- GIVEN REQUEST
Can you retype each of the records below line for line, with every character unchanged?

## Start

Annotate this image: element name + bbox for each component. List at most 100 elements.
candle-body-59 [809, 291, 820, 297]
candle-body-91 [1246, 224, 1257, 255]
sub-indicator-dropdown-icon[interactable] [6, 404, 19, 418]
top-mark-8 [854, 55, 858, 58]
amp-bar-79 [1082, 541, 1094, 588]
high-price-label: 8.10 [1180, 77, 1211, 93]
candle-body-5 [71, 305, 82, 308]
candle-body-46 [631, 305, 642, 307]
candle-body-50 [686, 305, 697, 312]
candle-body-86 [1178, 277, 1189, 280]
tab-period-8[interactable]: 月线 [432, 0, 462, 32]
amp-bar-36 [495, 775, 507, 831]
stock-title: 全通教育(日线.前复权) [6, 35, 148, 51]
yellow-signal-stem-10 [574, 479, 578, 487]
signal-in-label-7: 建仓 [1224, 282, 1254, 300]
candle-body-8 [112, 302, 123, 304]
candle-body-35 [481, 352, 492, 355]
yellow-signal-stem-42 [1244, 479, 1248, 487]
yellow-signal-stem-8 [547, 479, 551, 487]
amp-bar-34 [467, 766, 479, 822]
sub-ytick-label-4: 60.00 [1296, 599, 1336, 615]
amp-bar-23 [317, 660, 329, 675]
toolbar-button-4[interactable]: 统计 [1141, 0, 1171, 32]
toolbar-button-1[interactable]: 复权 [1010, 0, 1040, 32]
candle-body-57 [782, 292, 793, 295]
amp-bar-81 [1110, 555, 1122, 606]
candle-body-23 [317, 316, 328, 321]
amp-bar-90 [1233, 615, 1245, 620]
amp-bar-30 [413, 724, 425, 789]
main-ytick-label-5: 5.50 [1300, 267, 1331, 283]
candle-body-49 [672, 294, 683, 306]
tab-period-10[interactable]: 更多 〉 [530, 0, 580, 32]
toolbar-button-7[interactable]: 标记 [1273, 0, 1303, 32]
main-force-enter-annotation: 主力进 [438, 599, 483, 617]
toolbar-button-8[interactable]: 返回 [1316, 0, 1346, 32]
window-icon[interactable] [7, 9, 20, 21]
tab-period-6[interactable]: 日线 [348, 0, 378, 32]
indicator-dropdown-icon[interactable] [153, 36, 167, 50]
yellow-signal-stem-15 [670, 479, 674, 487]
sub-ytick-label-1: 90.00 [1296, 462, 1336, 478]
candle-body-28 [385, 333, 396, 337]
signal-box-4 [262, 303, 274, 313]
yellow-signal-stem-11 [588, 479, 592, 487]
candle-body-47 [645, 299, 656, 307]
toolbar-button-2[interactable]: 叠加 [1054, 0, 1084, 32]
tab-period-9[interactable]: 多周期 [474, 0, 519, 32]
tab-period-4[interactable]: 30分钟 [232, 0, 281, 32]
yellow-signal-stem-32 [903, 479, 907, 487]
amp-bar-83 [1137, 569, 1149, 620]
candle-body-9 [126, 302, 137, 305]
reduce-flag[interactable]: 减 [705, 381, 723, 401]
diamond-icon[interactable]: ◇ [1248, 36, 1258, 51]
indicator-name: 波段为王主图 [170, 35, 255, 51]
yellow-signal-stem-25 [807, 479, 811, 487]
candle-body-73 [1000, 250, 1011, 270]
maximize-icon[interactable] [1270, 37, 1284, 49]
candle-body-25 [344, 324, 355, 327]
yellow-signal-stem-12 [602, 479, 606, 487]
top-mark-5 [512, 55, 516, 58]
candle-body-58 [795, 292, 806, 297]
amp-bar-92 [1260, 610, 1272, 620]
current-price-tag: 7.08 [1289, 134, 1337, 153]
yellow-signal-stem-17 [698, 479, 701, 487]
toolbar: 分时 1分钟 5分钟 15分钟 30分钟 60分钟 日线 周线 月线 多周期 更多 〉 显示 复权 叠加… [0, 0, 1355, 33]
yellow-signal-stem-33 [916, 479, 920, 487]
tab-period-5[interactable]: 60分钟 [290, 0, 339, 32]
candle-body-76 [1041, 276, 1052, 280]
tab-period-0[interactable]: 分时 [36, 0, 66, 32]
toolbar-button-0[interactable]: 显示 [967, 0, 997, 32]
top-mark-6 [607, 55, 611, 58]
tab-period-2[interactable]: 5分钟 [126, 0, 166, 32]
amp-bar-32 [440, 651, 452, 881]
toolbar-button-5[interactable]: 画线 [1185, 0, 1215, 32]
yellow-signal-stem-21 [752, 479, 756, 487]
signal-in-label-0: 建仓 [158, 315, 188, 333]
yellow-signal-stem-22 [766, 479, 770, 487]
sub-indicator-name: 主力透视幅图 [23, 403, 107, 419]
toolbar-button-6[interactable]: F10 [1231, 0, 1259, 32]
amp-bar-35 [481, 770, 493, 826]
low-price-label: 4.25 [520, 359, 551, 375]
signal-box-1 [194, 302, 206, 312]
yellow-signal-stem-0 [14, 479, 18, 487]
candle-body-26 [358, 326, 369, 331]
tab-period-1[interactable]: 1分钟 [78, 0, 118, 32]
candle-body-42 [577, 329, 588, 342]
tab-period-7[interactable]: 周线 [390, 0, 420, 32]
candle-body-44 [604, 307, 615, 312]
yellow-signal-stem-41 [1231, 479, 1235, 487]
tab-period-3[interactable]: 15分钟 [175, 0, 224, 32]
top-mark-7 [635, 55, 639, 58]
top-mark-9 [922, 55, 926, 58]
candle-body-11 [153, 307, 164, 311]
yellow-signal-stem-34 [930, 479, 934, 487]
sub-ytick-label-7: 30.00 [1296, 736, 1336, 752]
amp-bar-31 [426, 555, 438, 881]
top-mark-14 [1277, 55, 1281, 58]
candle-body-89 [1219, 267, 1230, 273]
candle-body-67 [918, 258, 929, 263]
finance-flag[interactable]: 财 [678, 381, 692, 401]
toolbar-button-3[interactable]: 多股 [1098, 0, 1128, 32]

## End

- RESPONSE FOR THIS EXERCISE
Annotate this image: element name + bbox for each component. List at most 100 elements.
candle-body-59 [809, 291, 820, 297]
candle-body-91 [1246, 224, 1257, 255]
sub-indicator-dropdown-icon[interactable] [6, 404, 19, 418]
top-mark-8 [854, 55, 858, 58]
amp-bar-79 [1082, 541, 1094, 588]
high-price-label: 8.10 [1180, 77, 1211, 93]
candle-body-5 [71, 305, 82, 308]
candle-body-46 [631, 305, 642, 307]
candle-body-50 [686, 305, 697, 312]
candle-body-86 [1178, 277, 1189, 280]
tab-period-8[interactable]: 月线 [432, 0, 462, 32]
amp-bar-36 [495, 775, 507, 831]
stock-title: 全通教育(日线.前复权) [6, 35, 148, 51]
yellow-signal-stem-10 [574, 479, 578, 487]
signal-in-label-7: 建仓 [1224, 282, 1254, 300]
candle-body-8 [112, 302, 123, 304]
candle-body-35 [481, 352, 492, 355]
yellow-signal-stem-42 [1244, 479, 1248, 487]
yellow-signal-stem-8 [547, 479, 551, 487]
amp-bar-34 [467, 766, 479, 822]
sub-ytick-label-4: 60.00 [1296, 599, 1336, 615]
amp-bar-23 [317, 660, 329, 675]
toolbar-button-4[interactable]: 统计 [1141, 0, 1171, 32]
toolbar-button-1[interactable]: 复权 [1010, 0, 1040, 32]
candle-body-57 [782, 292, 793, 295]
amp-bar-81 [1110, 555, 1122, 606]
candle-body-23 [317, 316, 328, 321]
amp-bar-90 [1233, 615, 1245, 620]
amp-bar-30 [413, 724, 425, 789]
main-ytick-label-5: 5.50 [1300, 267, 1331, 283]
candle-body-49 [672, 294, 683, 306]
tab-period-10[interactable]: 更多 〉 [530, 0, 580, 32]
toolbar-button-7[interactable]: 标记 [1273, 0, 1303, 32]
main-force-enter-annotation: 主力进 [438, 599, 483, 617]
toolbar-button-8[interactable]: 返回 [1316, 0, 1346, 32]
window-icon[interactable] [7, 9, 20, 21]
tab-period-6[interactable]: 日线 [348, 0, 378, 32]
indicator-dropdown-icon[interactable] [153, 36, 167, 50]
yellow-signal-stem-15 [670, 479, 674, 487]
sub-ytick-label-1: 90.00 [1296, 462, 1336, 478]
candle-body-28 [385, 333, 396, 337]
signal-box-4 [262, 303, 274, 313]
yellow-signal-stem-11 [588, 479, 592, 487]
candle-body-47 [645, 299, 656, 307]
toolbar-button-2[interactable]: 叠加 [1054, 0, 1084, 32]
tab-period-9[interactable]: 多周期 [474, 0, 519, 32]
tab-period-4[interactable]: 30分钟 [232, 0, 281, 32]
yellow-signal-stem-32 [903, 479, 907, 487]
amp-bar-83 [1137, 569, 1149, 620]
candle-body-9 [126, 302, 137, 305]
reduce-flag[interactable]: 减 [705, 381, 723, 401]
diamond-icon[interactable]: ◇ [1248, 36, 1258, 51]
indicator-name: 波段为王主图 [170, 35, 255, 51]
yellow-signal-stem-25 [807, 479, 811, 487]
candle-body-73 [1000, 250, 1011, 270]
maximize-icon[interactable] [1270, 37, 1284, 49]
candle-body-25 [344, 324, 355, 327]
yellow-signal-stem-12 [602, 479, 606, 487]
top-mark-5 [512, 55, 516, 58]
candle-body-58 [795, 292, 806, 297]
amp-bar-92 [1260, 610, 1272, 620]
current-price-tag: 7.08 [1289, 134, 1337, 153]
yellow-signal-stem-17 [698, 479, 701, 487]
toolbar: 分时 1分钟 5分钟 15分钟 30分钟 60分钟 日线 周线 月线 多周期 更多 〉 显示 复权 叠加… [0, 0, 1355, 33]
yellow-signal-stem-33 [916, 479, 920, 487]
tab-period-5[interactable]: 60分钟 [290, 0, 339, 32]
candle-body-76 [1041, 276, 1052, 280]
tab-period-0[interactable]: 分时 [36, 0, 66, 32]
toolbar-button-0[interactable]: 显示 [967, 0, 997, 32]
top-mark-6 [607, 55, 611, 58]
tab-period-2[interactable]: 5分钟 [126, 0, 166, 32]
amp-bar-32 [440, 651, 452, 881]
toolbar-button-5[interactable]: 画线 [1185, 0, 1215, 32]
yellow-signal-stem-21 [752, 479, 756, 487]
signal-in-label-0: 建仓 [158, 315, 188, 333]
yellow-signal-stem-22 [766, 479, 770, 487]
sub-indicator-name: 主力透视幅图 [23, 403, 107, 419]
toolbar-button-6[interactable]: F10 [1231, 0, 1259, 32]
amp-bar-35 [481, 770, 493, 826]
low-price-label: 4.25 [520, 359, 551, 375]
signal-box-1 [194, 302, 206, 312]
yellow-signal-stem-0 [14, 479, 18, 487]
candle-body-26 [358, 326, 369, 331]
tab-period-1[interactable]: 1分钟 [78, 0, 118, 32]
candle-body-42 [577, 329, 588, 342]
tab-period-7[interactable]: 周线 [390, 0, 420, 32]
candle-body-44 [604, 307, 615, 312]
yellow-signal-stem-41 [1231, 479, 1235, 487]
tab-period-3[interactable]: 15分钟 [175, 0, 224, 32]
top-mark-7 [635, 55, 639, 58]
top-mark-9 [922, 55, 926, 58]
candle-body-11 [153, 307, 164, 311]
yellow-signal-stem-34 [930, 479, 934, 487]
sub-ytick-label-7: 30.00 [1296, 736, 1336, 752]
amp-bar-31 [426, 555, 438, 881]
top-mark-14 [1277, 55, 1281, 58]
candle-body-89 [1219, 267, 1230, 273]
candle-body-67 [918, 258, 929, 263]
finance-flag[interactable]: 财 [678, 381, 692, 401]
toolbar-button-3[interactable]: 多股 [1098, 0, 1128, 32]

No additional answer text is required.